Given exercise:
Give the entries again, word for word.

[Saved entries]
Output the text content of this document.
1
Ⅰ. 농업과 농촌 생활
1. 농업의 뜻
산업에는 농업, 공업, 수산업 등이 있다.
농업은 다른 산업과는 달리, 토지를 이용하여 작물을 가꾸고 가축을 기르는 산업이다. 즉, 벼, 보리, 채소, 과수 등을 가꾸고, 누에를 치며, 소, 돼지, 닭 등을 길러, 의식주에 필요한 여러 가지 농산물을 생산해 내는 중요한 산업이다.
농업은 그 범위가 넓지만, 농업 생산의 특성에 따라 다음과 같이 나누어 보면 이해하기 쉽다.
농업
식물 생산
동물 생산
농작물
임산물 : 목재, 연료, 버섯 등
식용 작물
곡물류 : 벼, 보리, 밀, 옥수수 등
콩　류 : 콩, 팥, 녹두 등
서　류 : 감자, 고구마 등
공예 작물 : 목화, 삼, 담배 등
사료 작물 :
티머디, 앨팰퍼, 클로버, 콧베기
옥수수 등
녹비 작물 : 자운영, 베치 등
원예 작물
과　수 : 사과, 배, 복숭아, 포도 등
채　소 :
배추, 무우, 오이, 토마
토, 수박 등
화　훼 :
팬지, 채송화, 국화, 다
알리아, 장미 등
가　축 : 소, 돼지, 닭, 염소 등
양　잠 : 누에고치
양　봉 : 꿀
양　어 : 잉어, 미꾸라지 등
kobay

Solution for this exercise:
Output the text content of this document.
1
Ⅰ. 농업과 농촌 생활
1. 농업의 뜻
산업에는 농업, 공업, 수산업 등이 있다.
농업은 다른 산업과는 달리, 토지를 이용하여 작물을 가꾸고 가축을 기르는 산업이다. 즉, 벼, 보리, 채소, 과수 등을 가꾸고, 누에를 치며, 소, 돼지, 닭 등을 길러, 의식주에 필요한 여러 가지 농산물을 생산해 내는 중요한 산업이다.
농업은 그 범위가 넓지만, 농업 생산의 특성에 따라 다음과 같이 나누어 보면 이해하기 쉽다.
농업
식물 생산
동물 생산
농작물
임산물 : 목재, 연료, 버섯 등
식용 작물
곡물류 : 벼, 보리, 밀, 옥수수 등
콩　류 : 콩, 팥, 녹두 등
서　류 : 감자, 고구마 등
공예 작물 : 목화, 삼, 담배 등
사료 작물 :
티머디, 앨팰퍼, 클로버, 콧베기
옥수수 등
녹비 작물 : 자운영, 베치 등
원예 작물
과　수 : 사과, 배, 복숭아, 포도 등
채　소 :
배추, 무우, 오이, 토마
토, 수박 등
화　훼 :
팬지, 채송화, 국화, 다
알리아, 장미 등
가　축 : 소, 돼지, 닭, 염소 등
양　잠 : 누에고치
양　봉 : 꿀
양　어 : 잉어, 미꾸라지 등
kobay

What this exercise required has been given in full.